**Exercise inputs:**
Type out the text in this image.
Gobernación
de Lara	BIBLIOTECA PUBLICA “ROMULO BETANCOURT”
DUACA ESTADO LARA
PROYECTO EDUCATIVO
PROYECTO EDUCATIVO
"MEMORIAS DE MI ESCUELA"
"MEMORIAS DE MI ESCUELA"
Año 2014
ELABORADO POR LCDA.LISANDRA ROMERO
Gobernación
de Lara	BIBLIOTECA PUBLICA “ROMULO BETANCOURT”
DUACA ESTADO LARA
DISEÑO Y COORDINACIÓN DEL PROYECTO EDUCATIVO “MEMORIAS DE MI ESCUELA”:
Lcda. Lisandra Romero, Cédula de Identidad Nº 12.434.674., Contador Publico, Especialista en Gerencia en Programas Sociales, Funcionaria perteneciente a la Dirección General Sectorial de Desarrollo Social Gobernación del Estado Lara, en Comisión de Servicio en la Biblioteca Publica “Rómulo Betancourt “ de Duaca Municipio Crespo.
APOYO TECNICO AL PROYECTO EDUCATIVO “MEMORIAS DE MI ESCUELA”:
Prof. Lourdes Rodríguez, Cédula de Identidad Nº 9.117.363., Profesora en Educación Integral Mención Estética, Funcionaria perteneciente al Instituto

**Instruction:** Filter the data for the string "Identidad" and copy every line that has it.

**Result of the task:**
Lcda. Lisandra Romero, Cédula de Identidad Nº 12.434.674., Contador Publico, Especialista en Gerencia en Programas Sociales, Funcionaria perteneciente a la Dirección General Sectorial de Desarrollo Social Gobernación del Estado Lara, en Comisión de Servicio en la Biblioteca Publica “Rómulo Betancourt “ de Duaca Municipio Crespo.
Prof. Lourdes Rodríguez, Cédula de Identidad Nº 9.117.363., Profesora en Educación Integral Mención Estética, Funcionaria perteneciente al Instituto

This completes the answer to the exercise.